#### [WRITTEN PROBLEM]
Write out the entries verbatim and leave the images out of the copy.

[Dataset excerpt]

####

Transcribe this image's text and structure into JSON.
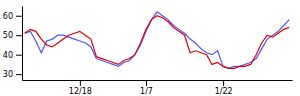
{
  "chart_data": {
    "type": "line",
    "x": [
      0,
      1,
      2,
      3,
      4,
      5,
      6,
      7,
      8,
      9,
      10,
      11,
      12,
      13,
      14,
      15,
      16,
      17,
      18,
      19,
      20,
      21,
      22,
      23,
      24,
      25,
      26,
      27,
      28,
      29,
      30,
      31,
      32,
      33,
      34,
      35,
      36,
      37,
      38,
      39,
      40,
      41,
      42,
      43,
      44,
      45,
      46,
      47,
      48
    ],
    "series": [
      {
        "color": "#5555ff",
        "values": [
          51,
          52,
          47,
          41,
          47,
          48,
          50,
          50,
          49,
          48,
          47,
          46,
          44,
          38,
          37,
          36,
          35,
          34,
          36,
          37,
          40,
          45,
          52,
          58,
          62,
          60,
          58,
          55,
          53,
          51,
          48,
          46,
          43,
          41,
          40,
          42,
          34,
          33,
          34,
          34,
          35,
          36,
          38,
          43,
          48,
          50,
          52,
          55,
          58
        ]
      },
      {
        "color": "#dd0000",
        "values": [
          51,
          53,
          52,
          48,
          45,
          44,
          46,
          48,
          50,
          51,
          52,
          50,
          48,
          39,
          38,
          37,
          36,
          35,
          37,
          38,
          40,
          46,
          53,
          58,
          60,
          59,
          57,
          54,
          52,
          50,
          41,
          42,
          41,
          40,
          35,
          36,
          34,
          33,
          33,
          34,
          34,
          35,
          40,
          46,
          50,
          49,
          51,
          53,
          54
        ]
      }
    ],
    "xlim": [
      -0.5,
      48.5
    ],
    "xticks": [
      {
        "value": 10,
        "label": "12/18"
      },
      {
        "value": 22,
        "label": "1/7"
      },
      {
        "value": 36,
        "label": "1/22"
      }
    ],
    "ylim": [
      27,
      65
    ],
    "yticks": [
      30,
      40,
      50,
      60
    ]
  }
}
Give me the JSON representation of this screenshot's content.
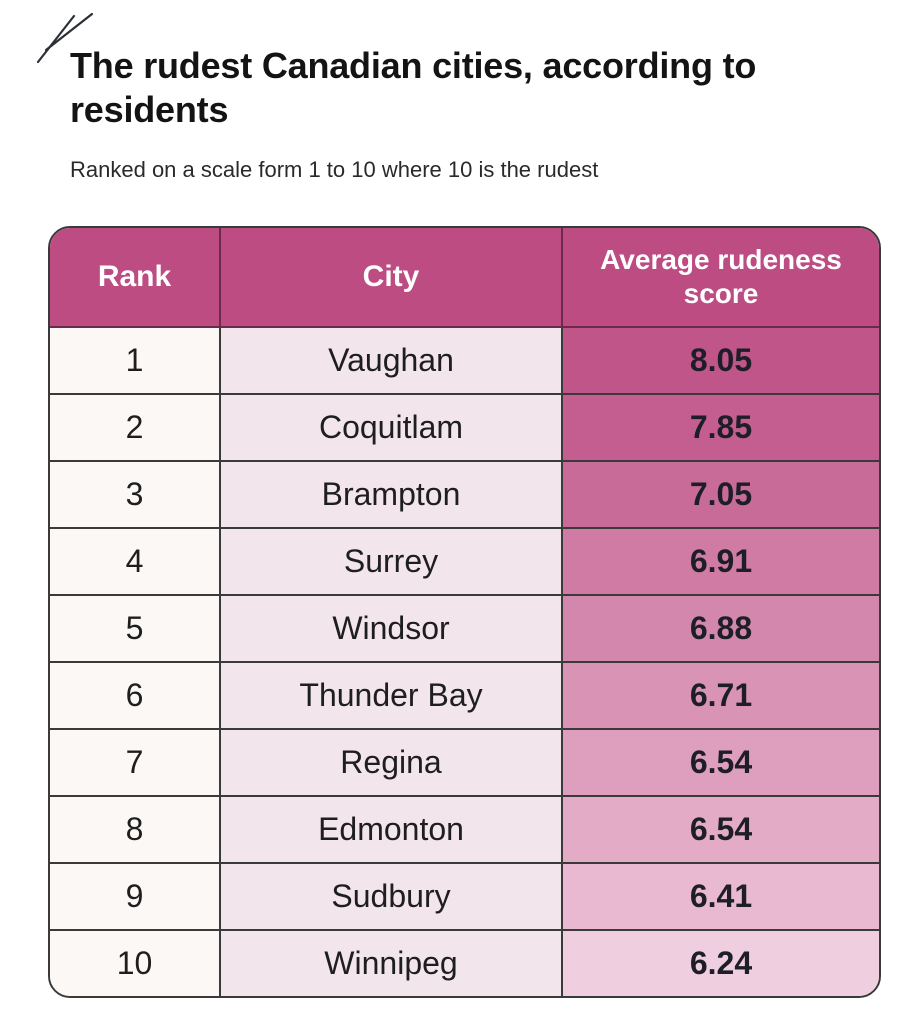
{
  "chart_data": {
    "type": "table",
    "title": "The rudest Canadian cities, according to residents",
    "subtitle": "Ranked on a scale form 1 to 10 where 10 is the rudest",
    "columns": [
      "Rank",
      "City",
      "Average rudeness score"
    ],
    "rows": [
      {
        "rank": "1",
        "city": "Vaughan",
        "score": "8.05"
      },
      {
        "rank": "2",
        "city": "Coquitlam",
        "score": "7.85"
      },
      {
        "rank": "3",
        "city": "Brampton",
        "score": "7.05"
      },
      {
        "rank": "4",
        "city": "Surrey",
        "score": "6.91"
      },
      {
        "rank": "5",
        "city": "Windsor",
        "score": "6.88"
      },
      {
        "rank": "6",
        "city": "Thunder Bay",
        "score": "6.71"
      },
      {
        "rank": "7",
        "city": "Regina",
        "score": "6.54"
      },
      {
        "rank": "8",
        "city": "Edmonton",
        "score": "6.54"
      },
      {
        "rank": "9",
        "city": "Sudbury",
        "score": "6.41"
      },
      {
        "rank": "10",
        "city": "Winnipeg",
        "score": "6.24"
      }
    ],
    "score_colors": [
      "#c0558a",
      "#c45e90",
      "#c96b98",
      "#cf7ba3",
      "#d487ac",
      "#d993b5",
      "#de9fbe",
      "#e3abc6",
      "#e8b9d0",
      "#efcee0"
    ]
  },
  "colors": {
    "header_bg": "#bc4c82",
    "header_text": "#ffffff",
    "city_bg": "#f2e5eb",
    "rank_bg": "#fbf8f6"
  }
}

####

#### [THE ANSWER]
Transcribe this image's text and structure into JSON.
{
  "chart_data": {
    "type": "line",
    "x": [
      0,
      1,
      2,
      3,
      4,
      5,
      6,
      7,
      8,
      9,
      10,
      11,
      12,
      13,
      14,
      15,
      16,
      17,
      18,
      19,
      20,
      21,
      22,
      23,
      24,
      25,
      26,
      27,
      28,
      29,
      30,
      31,
      32,
      33,
      34,
      35,
      36,
      37,
      38,
      39,
      40,
      41,
      42,
      43,
      44,
      45,
      46,
      47,
      48
    ],
    "series": [
      {
        "color": "#5555ff",
        "values": [
          51,
          52,
          47,
          41,
          47,
          48,
          50,
          50,
          49,
          48,
          47,
          46,
          44,
          38,
          37,
          36,
          35,
          34,
          36,
          37,
          40,
          45,
          52,
          58,
          62,
          60,
          58,
          55,
          53,
          51,
          48,
          46,
          43,
          41,
          40,
          42,
          34,
          33,
          34,
          34,
          35,
          36,
          38,
          43,
          48,
          50,
          52,
          55,
          58
        ]
      },
      {
        "color": "#dd0000",
        "values": [
          51,
          53,
          52,
          48,
          45,
          44,
          46,
          48,
          50,
          51,
          52,
          50,
          48,
          39,
          38,
          37,
          36,
          35,
          37,
          38,
          40,
          46,
          53,
          58,
          60,
          59,
          57,
          54,
          52,
          50,
          41,
          42,
          41,
          40,
          35,
          36,
          34,
          33,
          33,
          34,
          34,
          35,
          40,
          46,
          50,
          49,
          51,
          53,
          54
        ]
      }
    ],
    "xlim": [
      -0.5,
      48.5
    ],
    "xticks": [
      {
        "value": 10,
        "label": "12/18"
      },
      {
        "value": 22,
        "label": "1/7"
      },
      {
        "value": 36,
        "label": "1/22"
      }
    ],
    "ylim": [
      27,
      65
    ],
    "yticks": [
      30,
      40,
      50,
      60
    ]
  }
}
Give me the JSON representation of this screenshot's content.
{
  "chart_data": {
    "type": "table",
    "title": "The rudest Canadian cities, according to residents",
    "subtitle": "Ranked on a scale form 1 to 10 where 10 is the rudest",
    "columns": [
      "Rank",
      "City",
      "Average rudeness score"
    ],
    "rows": [
      {
        "rank": "1",
        "city": "Vaughan",
        "score": "8.05"
      },
      {
        "rank": "2",
        "city": "Coquitlam",
        "score": "7.85"
      },
      {
        "rank": "3",
        "city": "Brampton",
        "score": "7.05"
      },
      {
        "rank": "4",
        "city": "Surrey",
        "score": "6.91"
      },
      {
        "rank": "5",
        "city": "Windsor",
        "score": "6.88"
      },
      {
        "rank": "6",
        "city": "Thunder Bay",
        "score": "6.71"
      },
      {
        "rank": "7",
        "city": "Regina",
        "score": "6.54"
      },
      {
        "rank": "8",
        "city": "Edmonton",
        "score": "6.54"
      },
      {
        "rank": "9",
        "city": "Sudbury",
        "score": "6.41"
      },
      {
        "rank": "10",
        "city": "Winnipeg",
        "score": "6.24"
      }
    ],
    "score_colors": [
      "#c0558a",
      "#c45e90",
      "#c96b98",
      "#cf7ba3",
      "#d487ac",
      "#d993b5",
      "#de9fbe",
      "#e3abc6",
      "#e8b9d0",
      "#efcee0"
    ]
  },
  "colors": {
    "header_bg": "#bc4c82",
    "header_text": "#ffffff",
    "city_bg": "#f2e5eb",
    "rank_bg": "#fbf8f6"
  }
}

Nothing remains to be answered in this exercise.